### [TO BE DONE]
Repeat the whole listing exactly.

### [Source records]
○ ○ ○ ○
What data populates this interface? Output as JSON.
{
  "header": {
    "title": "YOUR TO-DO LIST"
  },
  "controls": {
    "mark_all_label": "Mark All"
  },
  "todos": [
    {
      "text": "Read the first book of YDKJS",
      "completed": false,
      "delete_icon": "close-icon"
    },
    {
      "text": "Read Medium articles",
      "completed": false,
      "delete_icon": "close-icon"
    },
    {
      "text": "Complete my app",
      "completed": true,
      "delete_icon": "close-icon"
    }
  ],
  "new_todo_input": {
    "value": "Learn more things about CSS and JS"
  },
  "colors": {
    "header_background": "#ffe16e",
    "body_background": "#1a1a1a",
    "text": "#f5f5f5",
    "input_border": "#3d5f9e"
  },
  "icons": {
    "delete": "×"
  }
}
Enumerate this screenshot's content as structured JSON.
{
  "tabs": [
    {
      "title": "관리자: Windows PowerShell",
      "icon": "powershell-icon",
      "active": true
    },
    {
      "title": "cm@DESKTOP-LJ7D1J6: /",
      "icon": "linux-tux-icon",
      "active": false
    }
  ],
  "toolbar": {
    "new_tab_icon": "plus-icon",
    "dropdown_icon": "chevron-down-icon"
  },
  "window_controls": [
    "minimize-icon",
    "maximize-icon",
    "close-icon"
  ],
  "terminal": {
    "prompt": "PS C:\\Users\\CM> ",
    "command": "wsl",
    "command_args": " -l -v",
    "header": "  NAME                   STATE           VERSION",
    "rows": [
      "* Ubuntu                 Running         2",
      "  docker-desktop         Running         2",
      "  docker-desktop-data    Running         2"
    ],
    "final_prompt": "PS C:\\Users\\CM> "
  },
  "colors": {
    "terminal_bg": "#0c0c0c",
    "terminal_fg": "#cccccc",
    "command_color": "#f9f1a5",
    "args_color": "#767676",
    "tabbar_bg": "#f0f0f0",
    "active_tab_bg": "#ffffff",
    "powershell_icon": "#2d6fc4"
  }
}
○ ○ ○ ○
### [WRITTEN ANSWER]
What data populates this interface? Output as JSON.
{
  "header": {
    "title": "YOUR TO-DO LIST"
  },
  "controls": {
    "mark_all_label": "Mark All"
  },
  "todos": [
    {
      "text": "Read the first book of YDKJS",
      "completed": false,
      "delete_icon": "close-icon"
    },
    {
      "text": "Read Medium articles",
      "completed": false,
      "delete_icon": "close-icon"
    },
    {
      "text": "Complete my app",
      "completed": true,
      "delete_icon": "close-icon"
    }
  ],
  "new_todo_input": {
    "value": "Learn more things about CSS and JS"
  },
  "colors": {
    "header_background": "#ffe16e",
    "body_background": "#1a1a1a",
    "text": "#f5f5f5",
    "input_border": "#3d5f9e"
  },
  "icons": {
    "delete": "×"
  }
}
Enumerate this screenshot's content as structured JSON.
{
  "tabs": [
    {
      "title": "관리자: Windows PowerShell",
      "icon": "powershell-icon",
      "active": true
    },
    {
      "title": "cm@DESKTOP-LJ7D1J6: /",
      "icon": "linux-tux-icon",
      "active": false
    }
  ],
  "toolbar": {
    "new_tab_icon": "plus-icon",
    "dropdown_icon": "chevron-down-icon"
  },
  "window_controls": [
    "minimize-icon",
    "maximize-icon",
    "close-icon"
  ],
  "terminal": {
    "prompt": "PS C:\\Users\\CM> ",
    "command": "wsl",
    "command_args": " -l -v",
    "header": "  NAME                   STATE           VERSION",
    "rows": [
      "* Ubuntu                 Running         2",
      "  docker-desktop         Running         2",
      "  docker-desktop-data    Running         2"
    ],
    "final_prompt": "PS C:\\Users\\CM> "
  },
  "colors": {
    "terminal_bg": "#0c0c0c",
    "terminal_fg": "#cccccc",
    "command_color": "#f9f1a5",
    "args_color": "#767676",
    "tabbar_bg": "#f0f0f0",
    "active_tab_bg": "#ffffff",
    "powershell_icon": "#2d6fc4"
  }
}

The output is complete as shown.